INSTRUCTIONS FOR THE TASK –
Go through the material below and copy all lines with "donc".

:: INPUT ::

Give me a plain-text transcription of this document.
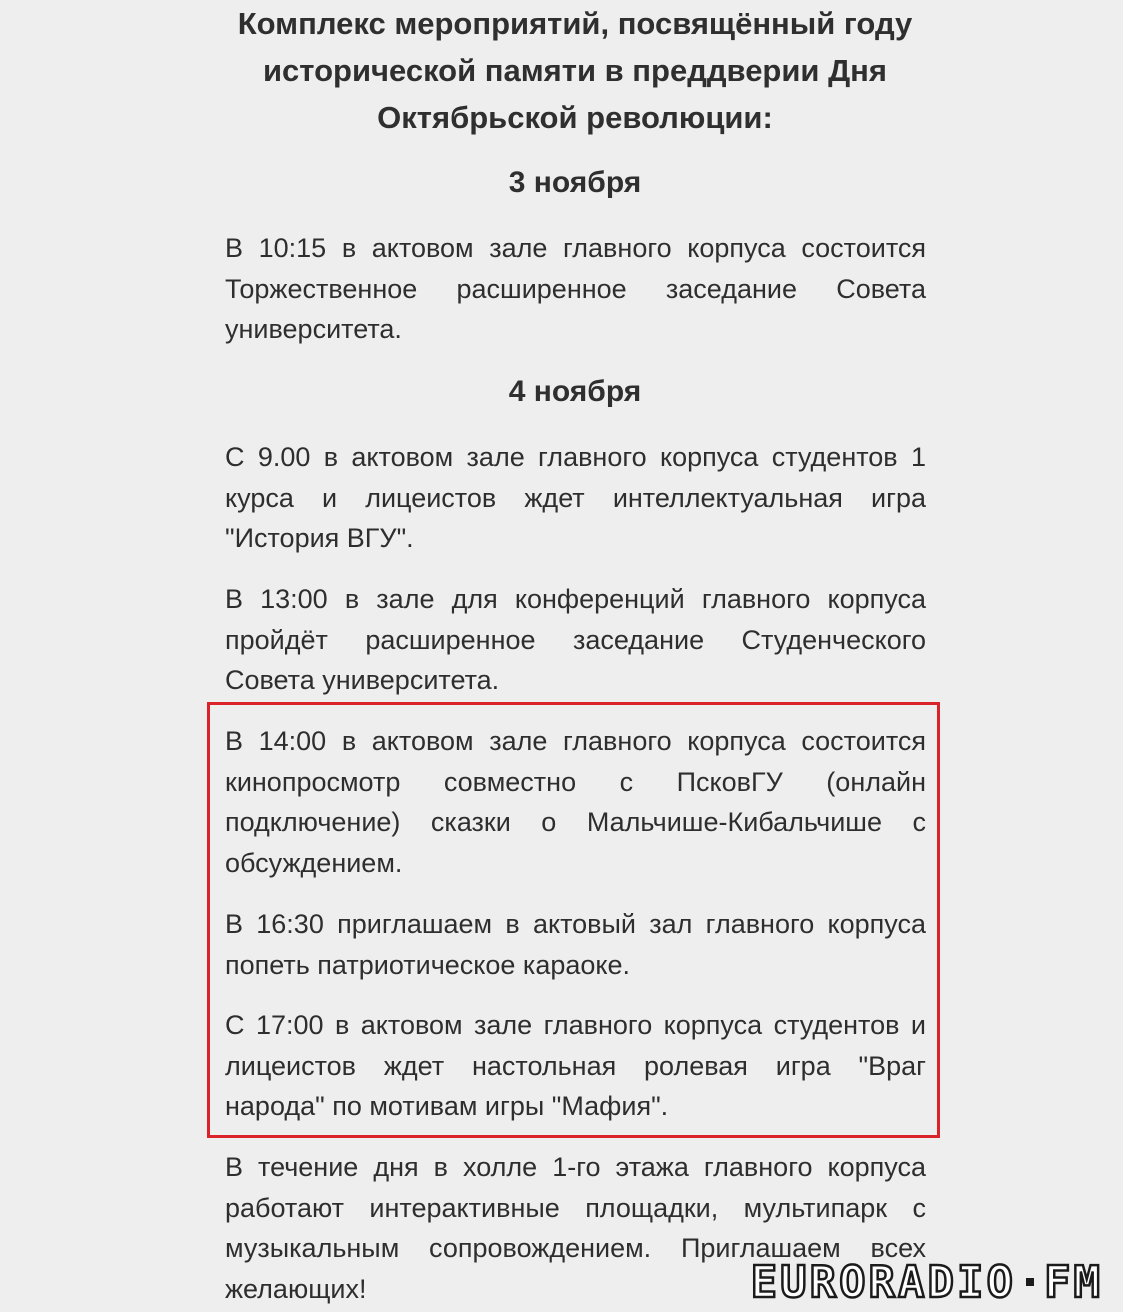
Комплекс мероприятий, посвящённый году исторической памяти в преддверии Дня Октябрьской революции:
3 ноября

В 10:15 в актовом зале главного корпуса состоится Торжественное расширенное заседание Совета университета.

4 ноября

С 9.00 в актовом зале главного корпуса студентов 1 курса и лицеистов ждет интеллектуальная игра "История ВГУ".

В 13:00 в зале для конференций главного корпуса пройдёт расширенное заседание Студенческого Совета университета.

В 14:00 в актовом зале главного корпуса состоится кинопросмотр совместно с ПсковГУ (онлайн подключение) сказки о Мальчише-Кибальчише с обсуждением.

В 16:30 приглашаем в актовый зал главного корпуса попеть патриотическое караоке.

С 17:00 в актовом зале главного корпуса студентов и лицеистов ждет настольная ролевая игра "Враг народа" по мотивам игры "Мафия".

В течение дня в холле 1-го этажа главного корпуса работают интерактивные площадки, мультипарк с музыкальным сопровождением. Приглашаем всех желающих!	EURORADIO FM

:::
:: INPUT ::

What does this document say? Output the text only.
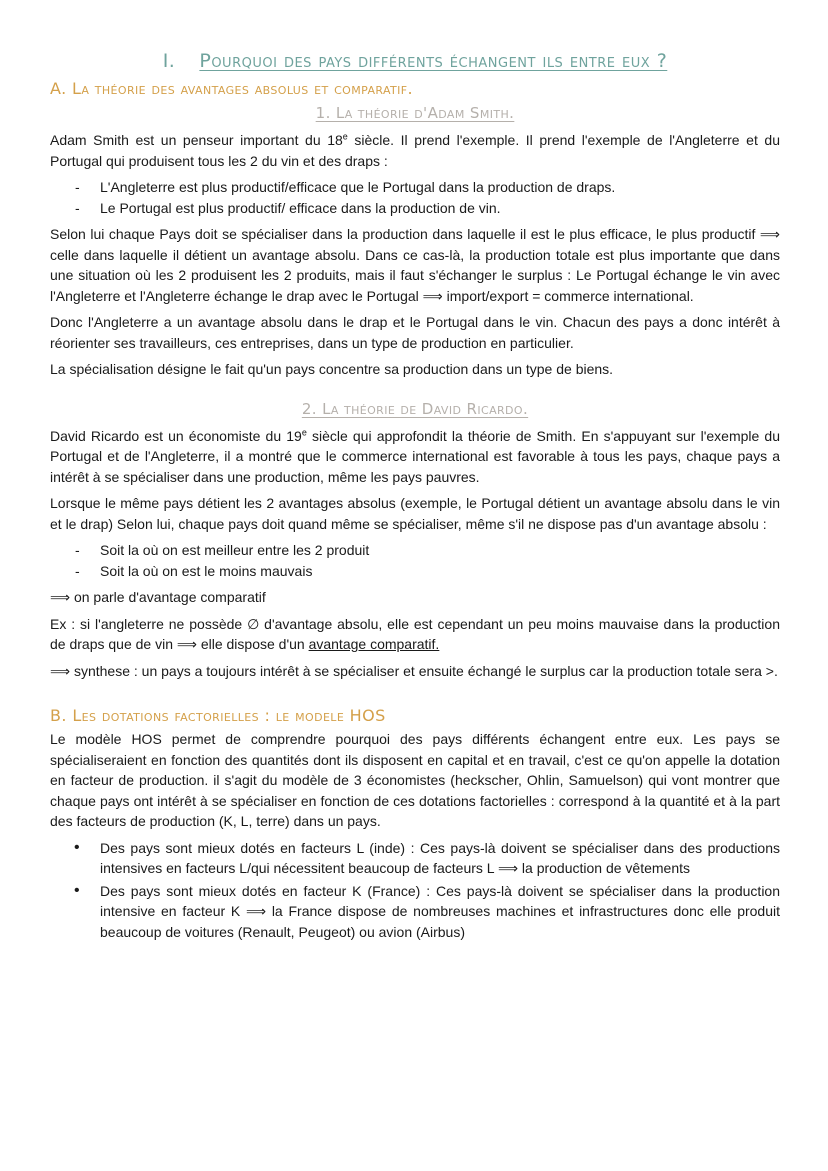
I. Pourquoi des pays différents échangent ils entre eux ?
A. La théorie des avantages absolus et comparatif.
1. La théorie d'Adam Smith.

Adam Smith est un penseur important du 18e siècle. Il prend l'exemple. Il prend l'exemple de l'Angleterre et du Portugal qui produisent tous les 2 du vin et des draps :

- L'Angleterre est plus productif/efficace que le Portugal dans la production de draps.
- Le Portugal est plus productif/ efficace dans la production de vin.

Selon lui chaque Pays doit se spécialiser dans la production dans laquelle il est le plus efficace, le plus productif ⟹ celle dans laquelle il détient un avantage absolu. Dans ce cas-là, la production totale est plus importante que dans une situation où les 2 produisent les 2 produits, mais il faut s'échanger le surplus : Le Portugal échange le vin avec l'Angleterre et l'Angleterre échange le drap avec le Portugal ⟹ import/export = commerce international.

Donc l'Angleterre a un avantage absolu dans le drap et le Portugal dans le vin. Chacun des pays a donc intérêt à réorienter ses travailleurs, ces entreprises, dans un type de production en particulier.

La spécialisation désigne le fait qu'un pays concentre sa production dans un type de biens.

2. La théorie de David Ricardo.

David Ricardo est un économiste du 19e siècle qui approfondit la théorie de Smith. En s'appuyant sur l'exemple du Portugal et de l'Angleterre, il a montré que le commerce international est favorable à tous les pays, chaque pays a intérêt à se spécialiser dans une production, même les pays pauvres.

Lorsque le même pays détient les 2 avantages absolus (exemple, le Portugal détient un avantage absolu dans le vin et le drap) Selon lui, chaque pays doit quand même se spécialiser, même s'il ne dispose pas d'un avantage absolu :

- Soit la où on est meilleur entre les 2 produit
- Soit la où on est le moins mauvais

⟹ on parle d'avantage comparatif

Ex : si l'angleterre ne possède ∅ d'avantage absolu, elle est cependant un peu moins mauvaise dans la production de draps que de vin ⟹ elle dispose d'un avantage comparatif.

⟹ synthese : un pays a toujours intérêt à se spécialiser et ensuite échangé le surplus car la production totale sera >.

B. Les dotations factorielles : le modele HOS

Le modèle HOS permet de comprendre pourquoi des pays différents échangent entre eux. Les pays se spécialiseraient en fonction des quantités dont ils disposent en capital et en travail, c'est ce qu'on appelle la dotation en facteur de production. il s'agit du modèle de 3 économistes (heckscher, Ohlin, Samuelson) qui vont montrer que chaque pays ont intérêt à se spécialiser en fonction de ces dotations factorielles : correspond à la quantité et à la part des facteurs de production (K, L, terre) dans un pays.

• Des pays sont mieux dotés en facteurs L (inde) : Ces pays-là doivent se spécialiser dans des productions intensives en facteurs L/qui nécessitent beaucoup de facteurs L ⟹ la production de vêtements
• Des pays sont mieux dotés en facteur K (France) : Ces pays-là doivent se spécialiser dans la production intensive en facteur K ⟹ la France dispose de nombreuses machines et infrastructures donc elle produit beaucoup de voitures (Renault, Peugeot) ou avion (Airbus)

:::

EXPECTED ANSWER –
Donc l'Angleterre a un avantage absolu dans le drap et le Portugal dans le vin. Chacun des pays a donc intérêt à réorienter ses travailleurs, ces entreprises, dans un type de production en particulier.
• Des pays sont mieux dotés en facteur K (France) : Ces pays-là doivent se spécialiser dans la production intensive en facteur K ⟹ la France dispose de nombreuses machines et infrastructures donc elle produit beaucoup de voitures (Renault, Peugeot) ou avion (Airbus)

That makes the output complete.